Given task: Could you convert every line of the records below into a JSON list of strings, with one string per line and any blank lines left out?
:: Provided information ::
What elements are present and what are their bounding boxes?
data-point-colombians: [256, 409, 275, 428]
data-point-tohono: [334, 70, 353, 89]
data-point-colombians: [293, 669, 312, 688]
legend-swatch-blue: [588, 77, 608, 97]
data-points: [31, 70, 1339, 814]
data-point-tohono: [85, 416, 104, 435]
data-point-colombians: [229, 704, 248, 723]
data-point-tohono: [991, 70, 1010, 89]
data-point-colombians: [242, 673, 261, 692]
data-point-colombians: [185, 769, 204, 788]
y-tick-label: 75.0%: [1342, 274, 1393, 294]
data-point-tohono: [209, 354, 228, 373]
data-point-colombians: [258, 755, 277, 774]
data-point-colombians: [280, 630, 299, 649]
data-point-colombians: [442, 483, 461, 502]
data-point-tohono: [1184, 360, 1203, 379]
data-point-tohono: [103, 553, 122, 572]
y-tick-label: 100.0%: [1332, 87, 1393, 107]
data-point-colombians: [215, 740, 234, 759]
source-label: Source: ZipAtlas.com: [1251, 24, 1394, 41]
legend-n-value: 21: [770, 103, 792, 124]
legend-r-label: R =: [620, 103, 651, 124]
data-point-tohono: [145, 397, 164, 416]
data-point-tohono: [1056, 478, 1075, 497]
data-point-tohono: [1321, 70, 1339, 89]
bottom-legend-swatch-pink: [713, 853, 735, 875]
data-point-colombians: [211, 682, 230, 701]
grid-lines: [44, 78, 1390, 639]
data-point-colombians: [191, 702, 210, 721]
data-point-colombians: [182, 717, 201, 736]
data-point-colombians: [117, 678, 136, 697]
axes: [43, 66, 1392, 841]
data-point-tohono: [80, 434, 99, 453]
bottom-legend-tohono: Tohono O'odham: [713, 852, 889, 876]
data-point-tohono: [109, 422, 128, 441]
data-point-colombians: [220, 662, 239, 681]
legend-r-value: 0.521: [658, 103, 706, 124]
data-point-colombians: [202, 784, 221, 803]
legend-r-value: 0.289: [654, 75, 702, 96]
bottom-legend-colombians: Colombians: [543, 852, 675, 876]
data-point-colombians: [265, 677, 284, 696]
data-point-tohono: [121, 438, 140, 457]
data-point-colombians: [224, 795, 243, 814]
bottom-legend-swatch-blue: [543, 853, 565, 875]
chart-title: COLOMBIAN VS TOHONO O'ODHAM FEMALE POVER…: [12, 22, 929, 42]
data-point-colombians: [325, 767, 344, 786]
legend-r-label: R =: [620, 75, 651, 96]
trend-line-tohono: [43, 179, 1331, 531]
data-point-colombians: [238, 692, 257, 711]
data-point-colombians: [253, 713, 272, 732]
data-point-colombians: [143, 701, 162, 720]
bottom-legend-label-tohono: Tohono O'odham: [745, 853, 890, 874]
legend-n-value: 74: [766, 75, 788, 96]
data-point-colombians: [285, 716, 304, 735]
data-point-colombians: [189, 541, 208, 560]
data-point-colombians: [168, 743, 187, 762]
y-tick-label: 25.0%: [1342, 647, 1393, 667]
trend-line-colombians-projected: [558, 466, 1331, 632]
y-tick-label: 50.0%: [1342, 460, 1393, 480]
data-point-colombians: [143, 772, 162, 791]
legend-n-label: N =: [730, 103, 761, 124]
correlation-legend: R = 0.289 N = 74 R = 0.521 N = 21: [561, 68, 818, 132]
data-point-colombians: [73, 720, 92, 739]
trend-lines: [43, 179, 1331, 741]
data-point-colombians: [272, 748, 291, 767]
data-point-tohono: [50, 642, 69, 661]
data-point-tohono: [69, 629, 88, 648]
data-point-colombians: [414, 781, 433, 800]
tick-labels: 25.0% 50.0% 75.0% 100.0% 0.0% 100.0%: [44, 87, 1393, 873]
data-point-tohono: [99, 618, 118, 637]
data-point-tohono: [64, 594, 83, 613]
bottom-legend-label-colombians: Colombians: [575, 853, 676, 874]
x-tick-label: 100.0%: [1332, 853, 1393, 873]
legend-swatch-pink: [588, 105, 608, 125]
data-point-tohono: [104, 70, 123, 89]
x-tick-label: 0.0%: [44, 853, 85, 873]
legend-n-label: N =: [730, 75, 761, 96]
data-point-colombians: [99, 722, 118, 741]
:::
Task solution:
[
  "What elements are present and what are their bounding boxes?",
  "data-point-colombians: [256, 409, 275, 428]",
  "data-point-tohono: [334, 70, 353, 89]",
  "data-point-colombians: [293, 669, 312, 688]",
  "legend-swatch-blue: [588, 77, 608, 97]",
  "data-points: [31, 70, 1339, 814]",
  "data-point-tohono: [85, 416, 104, 435]",
  "data-point-colombians: [229, 704, 248, 723]",
  "data-point-tohono: [991, 70, 1010, 89]",
  "data-point-colombians: [242, 673, 261, 692]",
  "data-point-colombians: [185, 769, 204, 788]",
  "y-tick-label: 75.0%: [1342, 274, 1393, 294]",
  "data-point-tohono: [209, 354, 228, 373]",
  "data-point-colombians: [258, 755, 277, 774]",
  "data-point-colombians: [280, 630, 299, 649]",
  "data-point-colombians: [442, 483, 461, 502]",
  "data-point-tohono: [1184, 360, 1203, 379]",
  "data-point-tohono: [103, 553, 122, 572]",
  "y-tick-label: 100.0%: [1332, 87, 1393, 107]",
  "data-point-colombians: [215, 740, 234, 759]",
  "source-label: Source: ZipAtlas.com: [1251, 24, 1394, 41]",
  "legend-n-value: 21: [770, 103, 792, 124]",
  "legend-r-label: R =: [620, 103, 651, 124]",
  "data-point-tohono: [145, 397, 164, 416]",
  "data-point-tohono: [1056, 478, 1075, 497]",
  "data-point-tohono: [1321, 70, 1339, 89]",
  "bottom-legend-swatch-pink: [713, 853, 735, 875]",
  "data-point-colombians: [211, 682, 230, 701]",
  "grid-lines: [44, 78, 1390, 639]",
  "data-point-colombians: [191, 702, 210, 721]",
  "data-point-colombians: [182, 717, 201, 736]",
  "data-point-colombians: [117, 678, 136, 697]",
  "axes: [43, 66, 1392, 841]",
  "data-point-tohono: [80, 434, 99, 453]",
  "bottom-legend-tohono: Tohono O'odham: [713, 852, 889, 876]",
  "data-point-tohono: [109, 422, 128, 441]",
  "data-point-colombians: [220, 662, 239, 681]",
  "legend-r-value: 0.521: [658, 103, 706, 124]",
  "data-point-colombians: [202, 784, 221, 803]",
  "legend-r-value: 0.289: [654, 75, 702, 96]",
  "bottom-legend-colombians: Colombians: [543, 852, 675, 876]",
  "data-point-colombians: [265, 677, 284, 696]",
  "data-point-tohono: [121, 438, 140, 457]",
  "data-point-colombians: [224, 795, 243, 814]",
  "bottom-legend-swatch-blue: [543, 853, 565, 875]",
  "chart-title: COLOMBIAN VS TOHONO O'ODHAM FEMALE POVER…: [12, 22, 929, 42]",
  "data-point-colombians: [325, 767, 344, 786]",
  "legend-r-label: R =: [620, 75, 651, 96]",
  "trend-line-tohono: [43, 179, 1331, 531]",
  "data-point-colombians: [238, 692, 257, 711]",
  "data-point-colombians: [253, 713, 272, 732]",
  "data-point-colombians: [143, 701, 162, 720]",
  "bottom-legend-label-tohono: Tohono O'odham: [745, 853, 890, 874]",
  "legend-n-value: 74: [766, 75, 788, 96]",
  "data-point-colombians: [285, 716, 304, 735]",
  "data-point-colombians: [189, 541, 208, 560]",
  "data-point-colombians: [168, 743, 187, 762]",
  "y-tick-label: 25.0%: [1342, 647, 1393, 667]",
  "trend-line-colombians-projected: [558, 466, 1331, 632]",
  "y-tick-label: 50.0%: [1342, 460, 1393, 480]",
  "data-point-colombians: [143, 772, 162, 791]",
  "legend-n-label: N =: [730, 103, 761, 124]",
  "correlation-legend: R = 0.289 N = 74 R = 0.521 N = 21: [561, 68, 818, 132]",
  "data-point-colombians: [73, 720, 92, 739]",
  "trend-lines: [43, 179, 1331, 741]",
  "data-point-colombians: [272, 748, 291, 767]",
  "data-point-tohono: [50, 642, 69, 661]",
  "data-point-tohono: [69, 629, 88, 648]",
  "data-point-colombians: [414, 781, 433, 800]",
  "tick-labels: 25.0% 50.0% 75.0% 100.0% 0.0% 100.0%: [44, 87, 1393, 873]",
  "data-point-tohono: [99, 618, 118, 637]",
  "data-point-tohono: [64, 594, 83, 613]",
  "bottom-legend-label-colombians: Colombians: [575, 853, 676, 874]",
  "x-tick-label: 100.0%: [1332, 853, 1393, 873]",
  "legend-swatch-pink: [588, 105, 608, 125]",
  "data-point-tohono: [104, 70, 123, 89]",
  "x-tick-label: 0.0%: [44, 853, 85, 873]",
  "legend-n-label: N =: [730, 75, 761, 96]",
  "data-point-colombians: [99, 722, 118, 741]"
]